(Dataset items)
+ + + +

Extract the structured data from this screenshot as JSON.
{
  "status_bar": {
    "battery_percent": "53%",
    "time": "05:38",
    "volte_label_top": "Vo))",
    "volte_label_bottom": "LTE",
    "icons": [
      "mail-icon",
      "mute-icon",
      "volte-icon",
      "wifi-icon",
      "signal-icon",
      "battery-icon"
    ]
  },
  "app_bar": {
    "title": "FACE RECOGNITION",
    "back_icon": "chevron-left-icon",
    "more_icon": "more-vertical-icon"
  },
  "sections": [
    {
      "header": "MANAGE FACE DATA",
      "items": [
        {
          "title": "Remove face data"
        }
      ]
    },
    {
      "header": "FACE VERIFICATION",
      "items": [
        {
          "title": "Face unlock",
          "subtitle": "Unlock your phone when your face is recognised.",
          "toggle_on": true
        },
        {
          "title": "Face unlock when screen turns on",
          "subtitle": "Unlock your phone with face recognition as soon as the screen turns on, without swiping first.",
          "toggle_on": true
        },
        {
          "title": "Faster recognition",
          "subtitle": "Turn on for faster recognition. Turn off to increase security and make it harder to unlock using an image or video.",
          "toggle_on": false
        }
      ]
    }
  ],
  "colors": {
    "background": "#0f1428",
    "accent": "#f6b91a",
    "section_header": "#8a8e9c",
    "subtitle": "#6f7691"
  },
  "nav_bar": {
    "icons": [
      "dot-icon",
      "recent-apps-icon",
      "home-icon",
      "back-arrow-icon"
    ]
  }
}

+ + + +

=== DIRECTIONS FOR THIS TASK ===
Using the entries above, please restate each one word for word.

=== THE RESULT ===
Extract the structured data from this screenshot as JSON.
{
  "status_bar": {
    "battery_percent": "53%",
    "time": "05:38",
    "volte_label_top": "Vo))",
    "volte_label_bottom": "LTE",
    "icons": [
      "mail-icon",
      "mute-icon",
      "volte-icon",
      "wifi-icon",
      "signal-icon",
      "battery-icon"
    ]
  },
  "app_bar": {
    "title": "FACE RECOGNITION",
    "back_icon": "chevron-left-icon",
    "more_icon": "more-vertical-icon"
  },
  "sections": [
    {
      "header": "MANAGE FACE DATA",
      "items": [
        {
          "title": "Remove face data"
        }
      ]
    },
    {
      "header": "FACE VERIFICATION",
      "items": [
        {
          "title": "Face unlock",
          "subtitle": "Unlock your phone when your face is recognised.",
          "toggle_on": true
        },
        {
          "title": "Face unlock when screen turns on",
          "subtitle": "Unlock your phone with face recognition as soon as the screen turns on, without swiping first.",
          "toggle_on": true
        },
        {
          "title": "Faster recognition",
          "subtitle": "Turn on for faster recognition. Turn off to increase security and make it harder to unlock using an image or video.",
          "toggle_on": false
        }
      ]
    }
  ],
  "colors": {
    "background": "#0f1428",
    "accent": "#f6b91a",
    "section_header": "#8a8e9c",
    "subtitle": "#6f7691"
  },
  "nav_bar": {
    "icons": [
      "dot-icon",
      "recent-apps-icon",
      "home-icon",
      "back-arrow-icon"
    ]
  }
}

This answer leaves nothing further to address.